THE PROBLEM:
Report every line below that holds the word "page".

(Stored records)

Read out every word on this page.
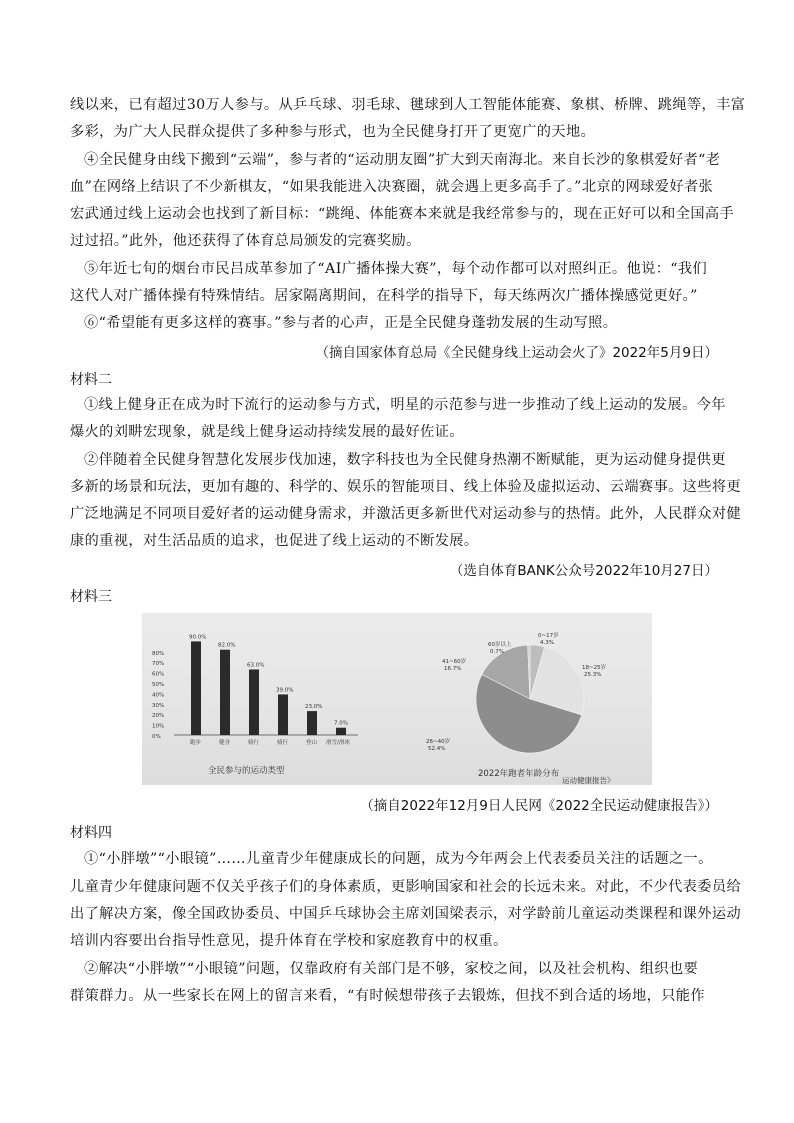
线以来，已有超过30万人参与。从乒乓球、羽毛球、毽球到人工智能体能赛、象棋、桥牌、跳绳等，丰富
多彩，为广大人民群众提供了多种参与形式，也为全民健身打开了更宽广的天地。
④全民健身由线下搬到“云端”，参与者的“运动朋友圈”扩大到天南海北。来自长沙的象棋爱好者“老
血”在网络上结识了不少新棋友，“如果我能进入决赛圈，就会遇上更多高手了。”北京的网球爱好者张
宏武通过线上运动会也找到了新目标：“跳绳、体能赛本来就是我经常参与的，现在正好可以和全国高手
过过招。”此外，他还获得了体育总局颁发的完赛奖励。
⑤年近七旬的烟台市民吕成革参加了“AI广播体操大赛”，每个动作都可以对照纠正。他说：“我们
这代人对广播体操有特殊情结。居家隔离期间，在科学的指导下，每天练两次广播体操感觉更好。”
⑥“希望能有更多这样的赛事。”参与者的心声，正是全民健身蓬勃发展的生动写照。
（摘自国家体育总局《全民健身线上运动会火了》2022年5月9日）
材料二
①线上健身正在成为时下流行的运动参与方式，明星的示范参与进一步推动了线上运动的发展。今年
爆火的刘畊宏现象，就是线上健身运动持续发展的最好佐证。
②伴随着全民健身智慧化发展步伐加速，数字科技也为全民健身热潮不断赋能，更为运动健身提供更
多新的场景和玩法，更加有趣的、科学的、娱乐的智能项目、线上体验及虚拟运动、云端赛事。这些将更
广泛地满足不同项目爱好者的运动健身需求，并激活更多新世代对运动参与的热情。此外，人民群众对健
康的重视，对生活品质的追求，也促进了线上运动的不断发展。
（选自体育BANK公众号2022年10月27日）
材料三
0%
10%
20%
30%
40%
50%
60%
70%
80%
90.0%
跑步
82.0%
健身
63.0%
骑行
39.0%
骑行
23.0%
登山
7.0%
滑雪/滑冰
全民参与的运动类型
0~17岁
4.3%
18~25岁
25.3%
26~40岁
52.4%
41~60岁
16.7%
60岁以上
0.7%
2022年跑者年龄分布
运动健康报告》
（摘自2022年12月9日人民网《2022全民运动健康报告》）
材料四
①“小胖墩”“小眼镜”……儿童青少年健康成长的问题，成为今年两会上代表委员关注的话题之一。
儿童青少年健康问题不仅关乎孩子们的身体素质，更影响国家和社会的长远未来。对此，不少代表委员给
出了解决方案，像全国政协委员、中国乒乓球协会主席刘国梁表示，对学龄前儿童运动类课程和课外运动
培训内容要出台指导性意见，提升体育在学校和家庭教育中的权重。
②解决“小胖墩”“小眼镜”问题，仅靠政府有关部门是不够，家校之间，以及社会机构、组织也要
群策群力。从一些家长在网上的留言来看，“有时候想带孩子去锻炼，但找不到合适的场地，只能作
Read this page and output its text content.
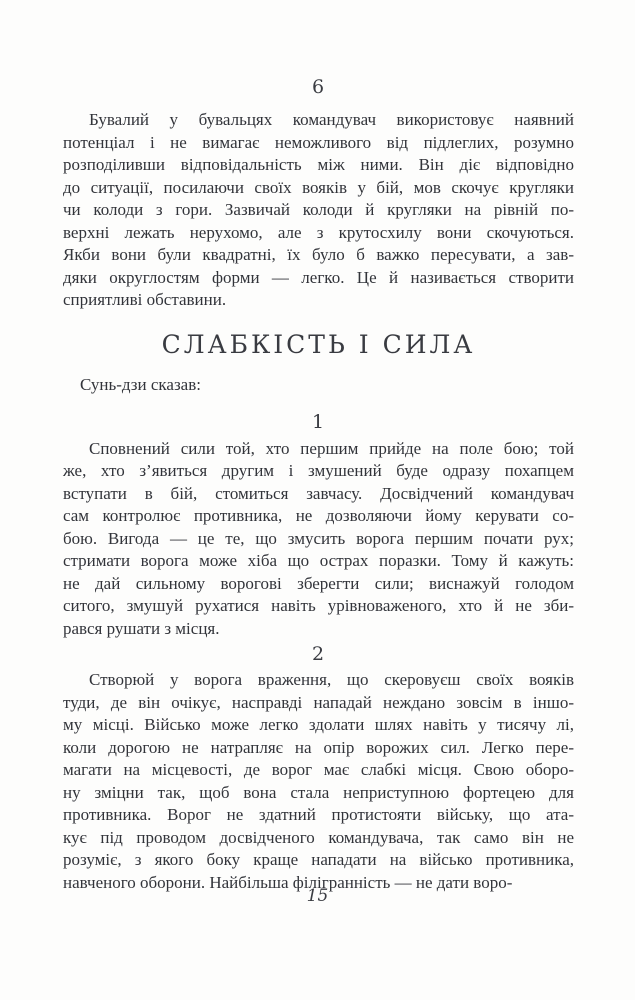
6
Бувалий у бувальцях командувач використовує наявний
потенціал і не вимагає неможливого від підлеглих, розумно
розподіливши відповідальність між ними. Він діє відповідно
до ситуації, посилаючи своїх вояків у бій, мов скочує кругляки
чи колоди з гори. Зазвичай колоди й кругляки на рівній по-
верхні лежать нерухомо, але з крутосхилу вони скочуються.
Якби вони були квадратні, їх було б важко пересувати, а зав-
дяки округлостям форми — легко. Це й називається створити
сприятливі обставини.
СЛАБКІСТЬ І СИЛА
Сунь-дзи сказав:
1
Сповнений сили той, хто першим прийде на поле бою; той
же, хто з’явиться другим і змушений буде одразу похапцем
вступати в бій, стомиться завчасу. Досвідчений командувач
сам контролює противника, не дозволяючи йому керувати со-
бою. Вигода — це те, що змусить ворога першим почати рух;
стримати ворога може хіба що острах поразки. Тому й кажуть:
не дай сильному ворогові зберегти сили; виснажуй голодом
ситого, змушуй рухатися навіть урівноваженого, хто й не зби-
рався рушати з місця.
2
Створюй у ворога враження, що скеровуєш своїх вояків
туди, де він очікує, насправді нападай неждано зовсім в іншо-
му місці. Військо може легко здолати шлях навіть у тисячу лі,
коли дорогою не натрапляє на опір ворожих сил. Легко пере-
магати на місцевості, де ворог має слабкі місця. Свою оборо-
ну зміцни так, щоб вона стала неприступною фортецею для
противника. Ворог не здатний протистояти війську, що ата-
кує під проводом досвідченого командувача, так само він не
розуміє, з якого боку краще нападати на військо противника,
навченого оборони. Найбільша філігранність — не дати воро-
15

OUTPUT FOR THIS TASK:
Read out every word on this page.
Read this page and output its text content.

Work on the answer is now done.